What needs to be done: Search the data for the word "NaOH" and copy every line that contains it.

[Extracted records]

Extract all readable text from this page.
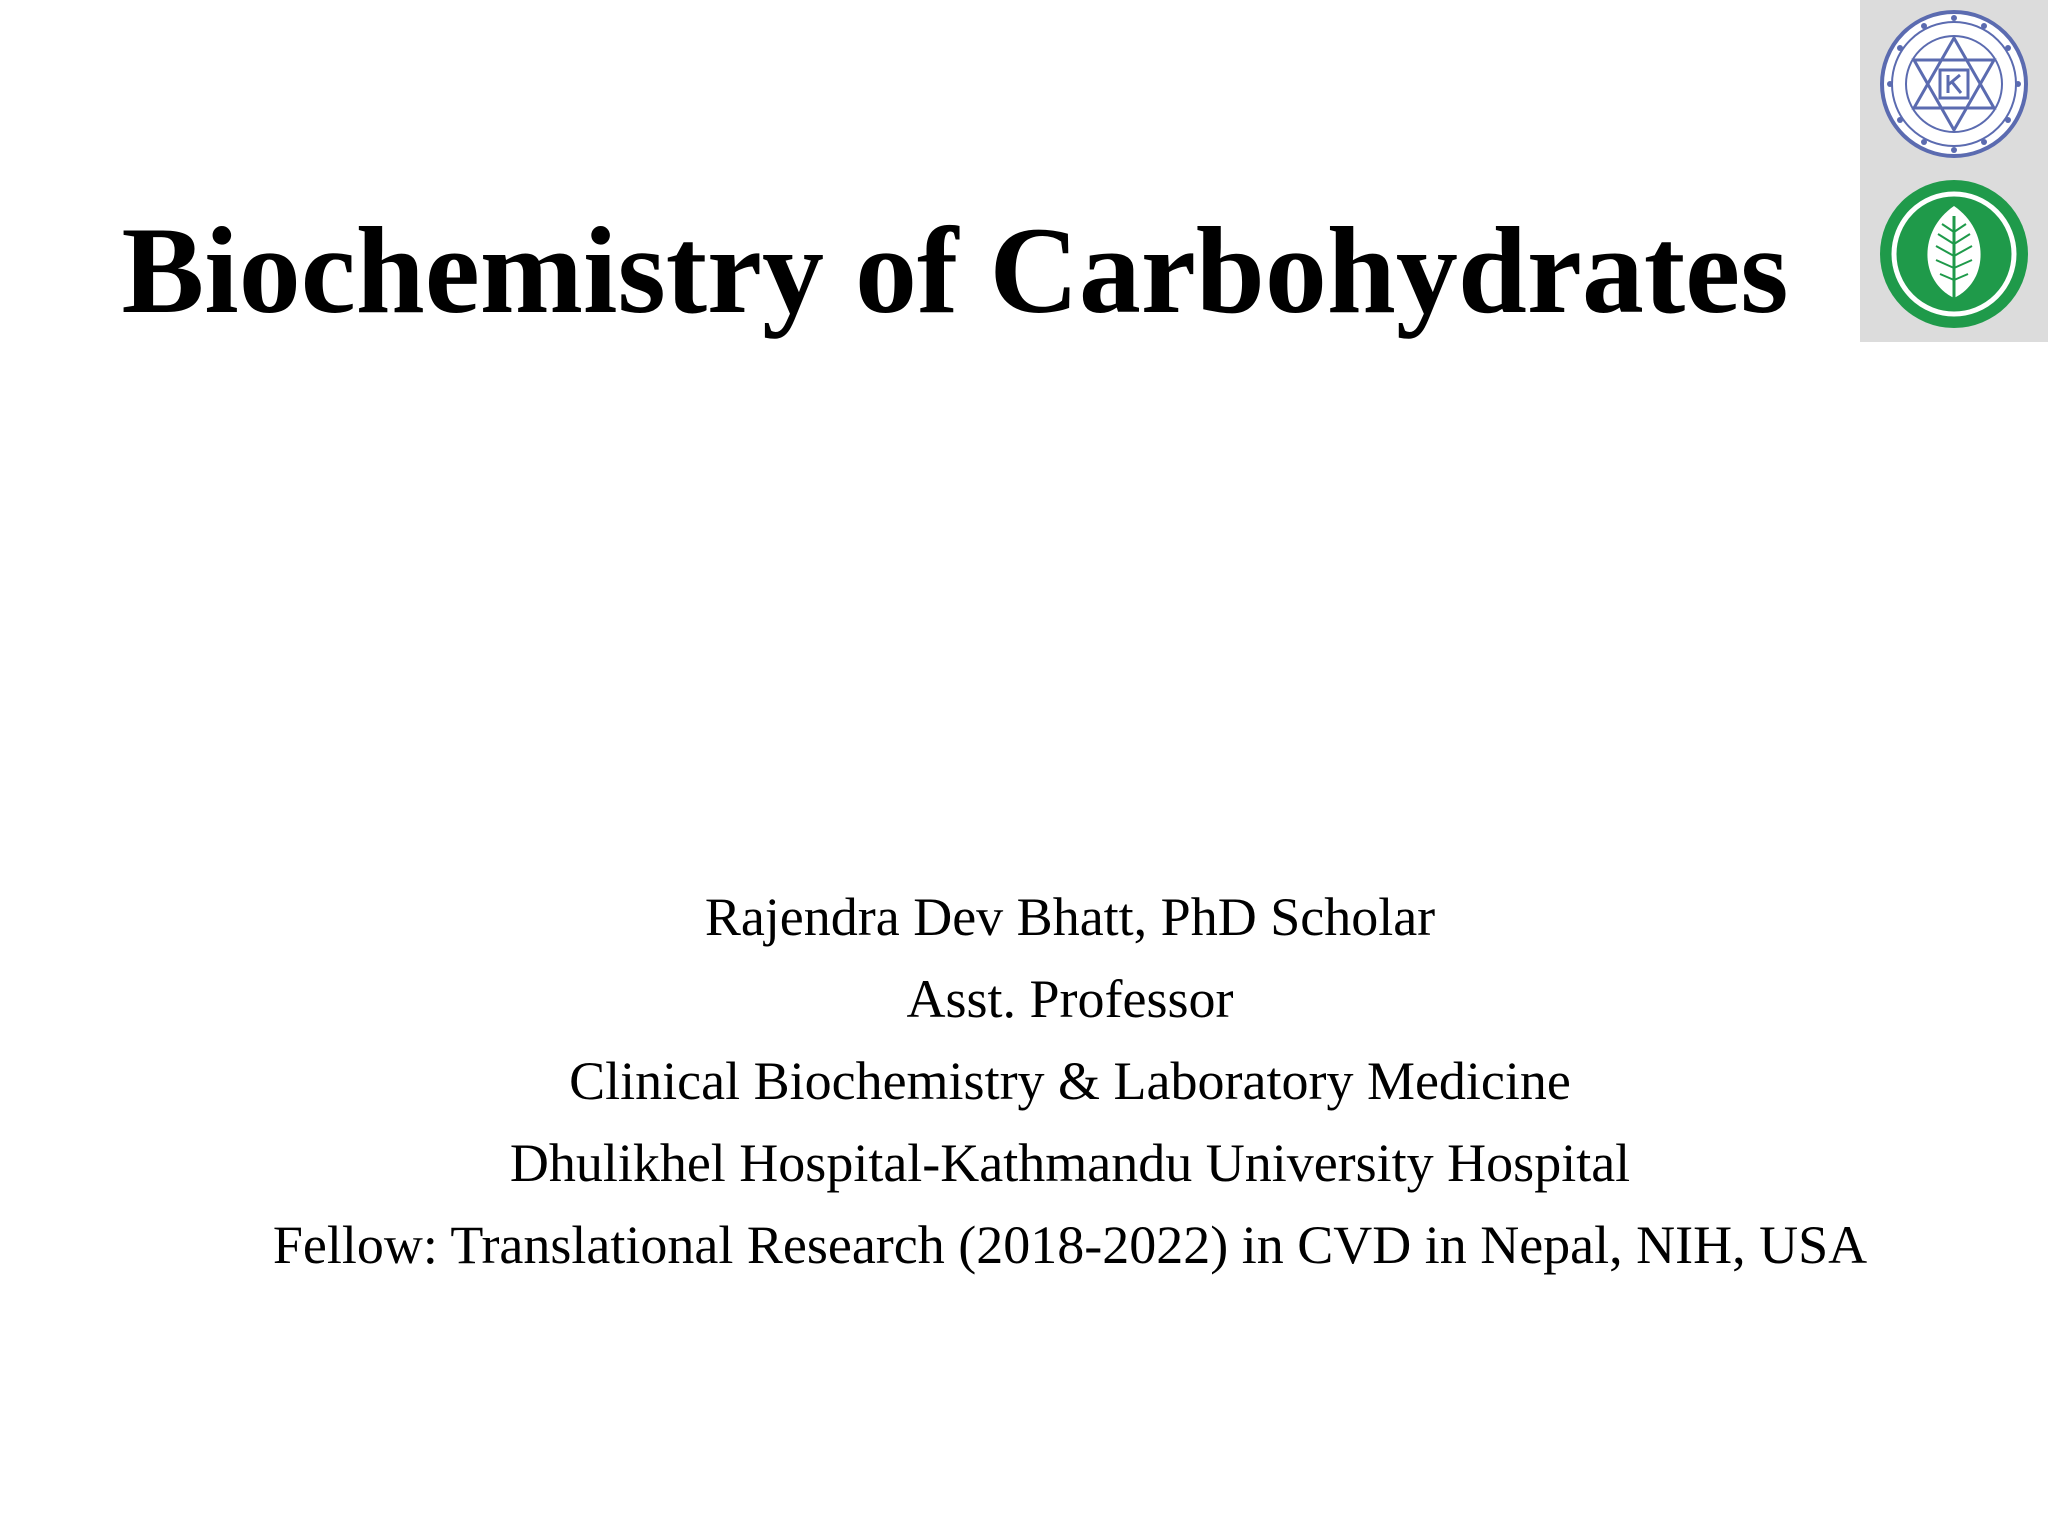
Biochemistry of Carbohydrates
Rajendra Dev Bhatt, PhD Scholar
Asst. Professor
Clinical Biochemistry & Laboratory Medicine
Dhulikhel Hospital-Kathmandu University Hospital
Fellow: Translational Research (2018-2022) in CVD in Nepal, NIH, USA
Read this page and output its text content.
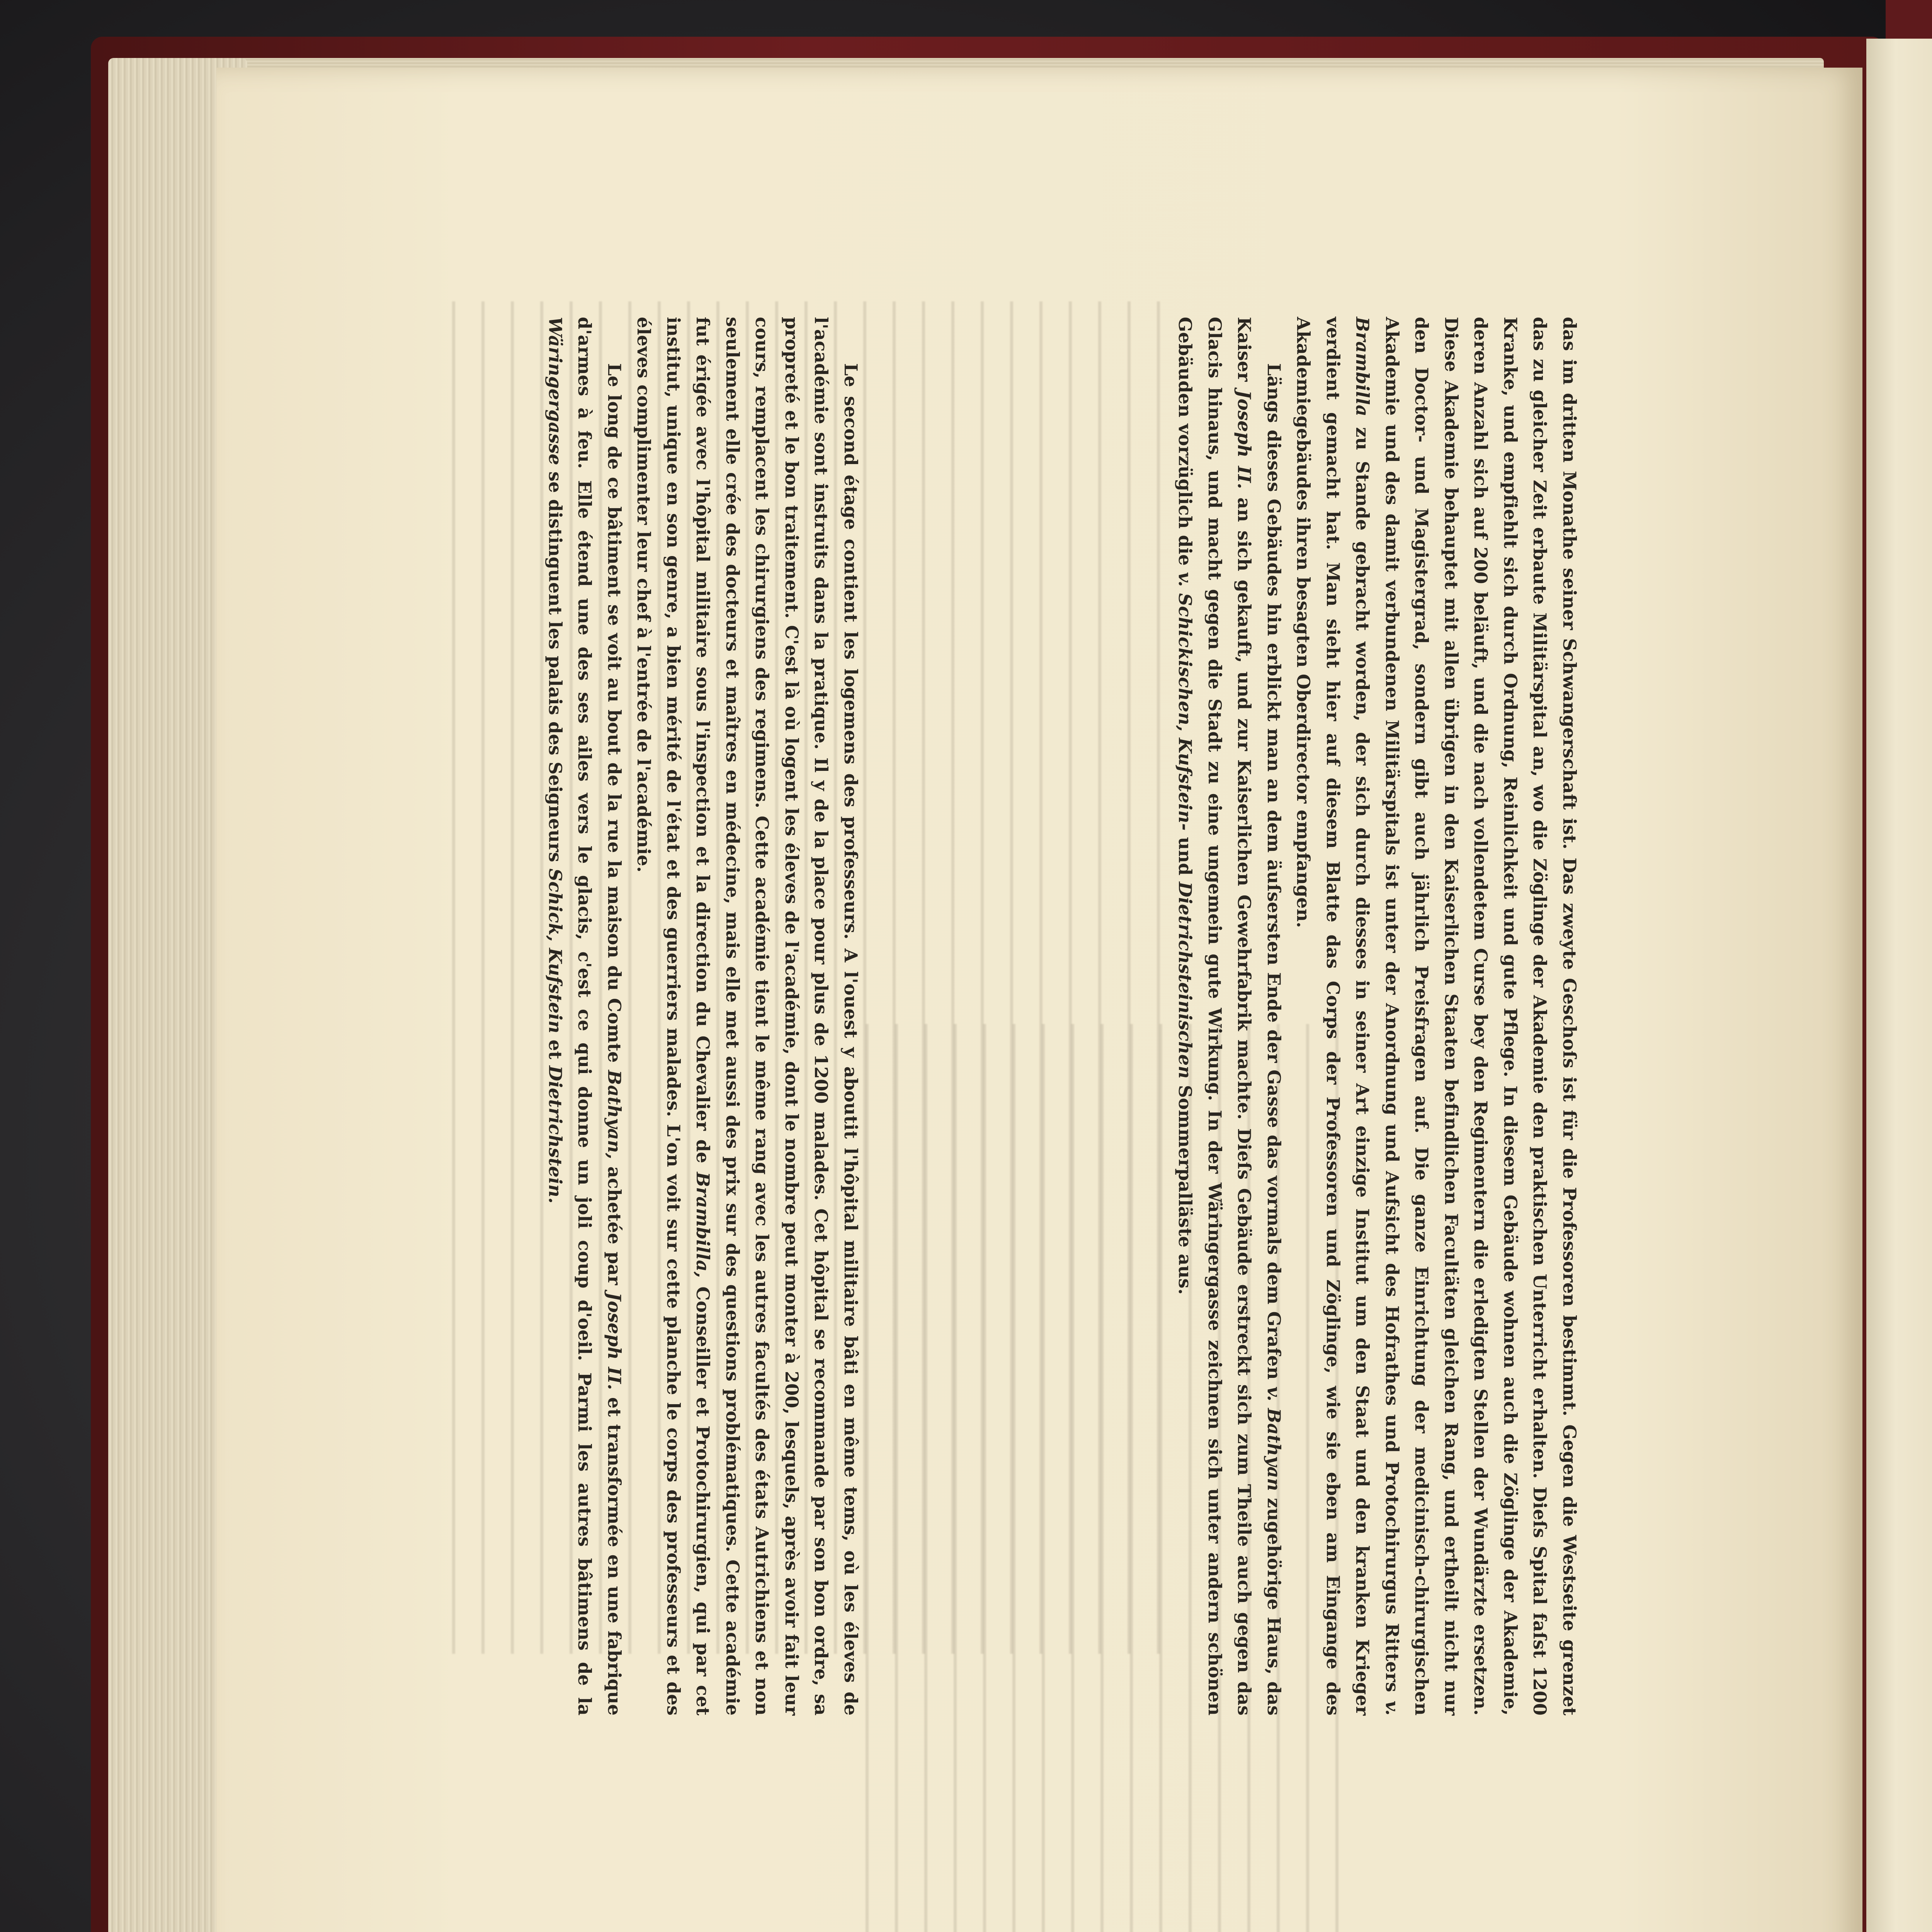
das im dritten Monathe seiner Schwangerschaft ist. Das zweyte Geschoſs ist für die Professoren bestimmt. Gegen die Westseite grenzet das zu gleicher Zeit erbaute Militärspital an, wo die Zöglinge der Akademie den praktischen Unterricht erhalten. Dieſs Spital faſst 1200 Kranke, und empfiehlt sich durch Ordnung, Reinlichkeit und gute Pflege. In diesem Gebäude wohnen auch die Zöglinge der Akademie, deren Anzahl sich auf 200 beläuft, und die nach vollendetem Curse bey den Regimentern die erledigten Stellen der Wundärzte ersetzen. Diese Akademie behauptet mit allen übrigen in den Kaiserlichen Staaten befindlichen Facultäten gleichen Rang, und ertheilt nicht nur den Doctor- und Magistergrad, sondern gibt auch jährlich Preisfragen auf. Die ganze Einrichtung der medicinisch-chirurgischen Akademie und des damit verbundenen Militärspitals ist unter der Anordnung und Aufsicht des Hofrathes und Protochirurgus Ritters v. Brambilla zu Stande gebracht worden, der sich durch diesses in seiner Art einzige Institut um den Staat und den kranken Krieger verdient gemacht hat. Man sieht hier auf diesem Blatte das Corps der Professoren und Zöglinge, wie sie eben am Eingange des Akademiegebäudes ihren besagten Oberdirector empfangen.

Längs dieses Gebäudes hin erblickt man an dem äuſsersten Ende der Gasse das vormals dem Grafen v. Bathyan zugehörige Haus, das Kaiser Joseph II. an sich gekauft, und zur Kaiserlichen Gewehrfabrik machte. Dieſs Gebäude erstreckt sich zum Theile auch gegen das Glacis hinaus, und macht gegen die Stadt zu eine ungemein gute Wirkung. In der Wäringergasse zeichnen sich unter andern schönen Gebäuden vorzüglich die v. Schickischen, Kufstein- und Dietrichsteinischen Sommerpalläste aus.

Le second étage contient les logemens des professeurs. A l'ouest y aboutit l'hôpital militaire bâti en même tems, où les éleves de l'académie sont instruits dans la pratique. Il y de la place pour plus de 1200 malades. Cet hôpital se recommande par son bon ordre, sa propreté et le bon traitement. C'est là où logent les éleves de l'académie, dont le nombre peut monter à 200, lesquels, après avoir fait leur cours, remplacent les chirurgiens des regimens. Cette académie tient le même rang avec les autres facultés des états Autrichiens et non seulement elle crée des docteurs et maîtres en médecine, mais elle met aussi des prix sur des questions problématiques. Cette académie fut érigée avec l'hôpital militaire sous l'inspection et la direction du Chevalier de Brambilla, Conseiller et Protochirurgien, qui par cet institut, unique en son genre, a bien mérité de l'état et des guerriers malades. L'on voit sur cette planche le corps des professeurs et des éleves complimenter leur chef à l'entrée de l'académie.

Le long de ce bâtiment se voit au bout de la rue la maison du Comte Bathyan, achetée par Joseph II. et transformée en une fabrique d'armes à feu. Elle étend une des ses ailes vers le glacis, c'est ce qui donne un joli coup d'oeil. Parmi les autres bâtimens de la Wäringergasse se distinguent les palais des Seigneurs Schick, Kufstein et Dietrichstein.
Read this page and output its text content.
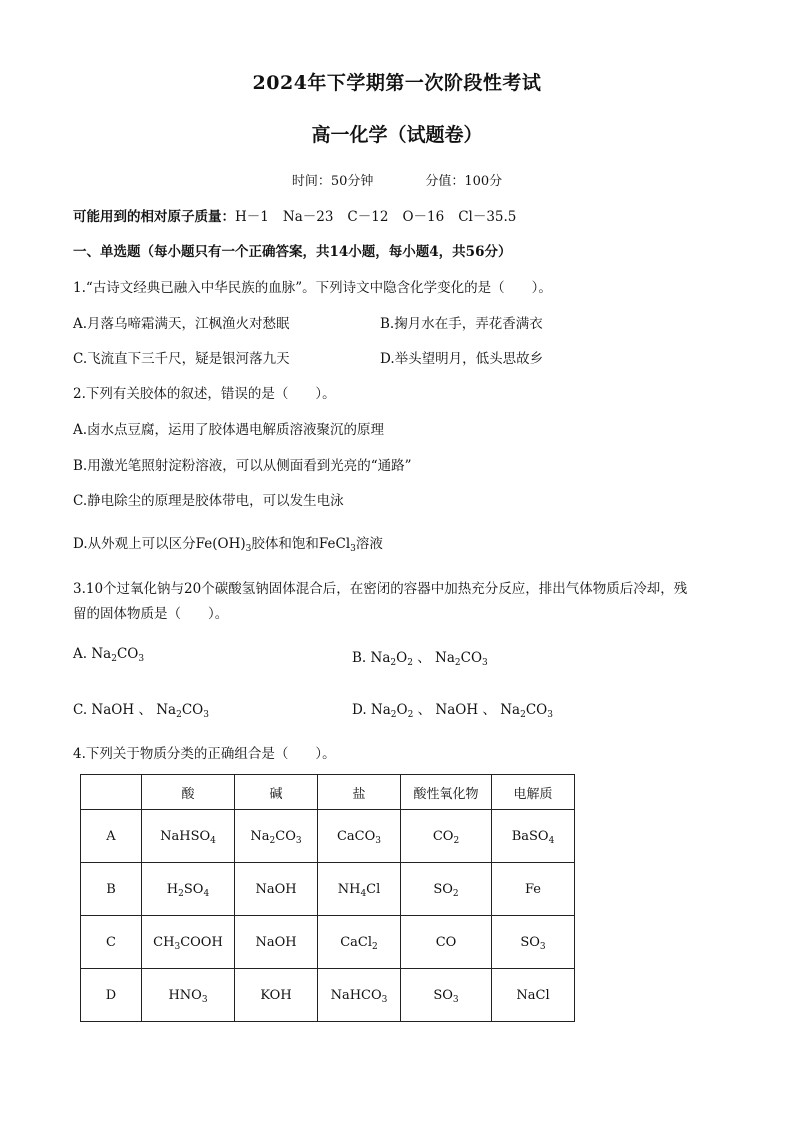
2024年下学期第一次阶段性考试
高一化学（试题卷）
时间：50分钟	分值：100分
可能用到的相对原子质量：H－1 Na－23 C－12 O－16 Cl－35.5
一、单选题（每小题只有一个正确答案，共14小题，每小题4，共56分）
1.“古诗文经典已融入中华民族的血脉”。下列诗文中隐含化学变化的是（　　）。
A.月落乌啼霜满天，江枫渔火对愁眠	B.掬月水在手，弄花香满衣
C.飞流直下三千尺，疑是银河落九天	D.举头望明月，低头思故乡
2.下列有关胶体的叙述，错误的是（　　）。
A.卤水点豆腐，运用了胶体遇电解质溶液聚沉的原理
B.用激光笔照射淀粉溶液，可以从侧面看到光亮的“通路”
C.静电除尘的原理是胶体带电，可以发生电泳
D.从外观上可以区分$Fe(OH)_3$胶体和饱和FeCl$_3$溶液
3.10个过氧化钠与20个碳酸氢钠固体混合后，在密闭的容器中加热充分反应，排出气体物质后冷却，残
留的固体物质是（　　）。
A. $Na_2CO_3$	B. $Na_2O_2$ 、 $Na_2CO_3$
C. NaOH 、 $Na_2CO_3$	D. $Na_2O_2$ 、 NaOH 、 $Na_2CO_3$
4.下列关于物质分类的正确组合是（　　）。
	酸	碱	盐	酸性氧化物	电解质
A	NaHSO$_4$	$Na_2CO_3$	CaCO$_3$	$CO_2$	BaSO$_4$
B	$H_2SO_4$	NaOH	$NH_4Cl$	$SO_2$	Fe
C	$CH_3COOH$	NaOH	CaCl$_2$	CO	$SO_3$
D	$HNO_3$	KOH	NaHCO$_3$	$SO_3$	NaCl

Solved problem:
C. NaOH 、 $Na_2CO_3$	D. $Na_2O_2$ 、 NaOH 、 $Na_2CO_3$
B	$H_2SO_4$	NaOH	$NH_4Cl$	$SO_2$	Fe
C	$CH_3COOH$	NaOH	CaCl$_2$	CO	$SO_3$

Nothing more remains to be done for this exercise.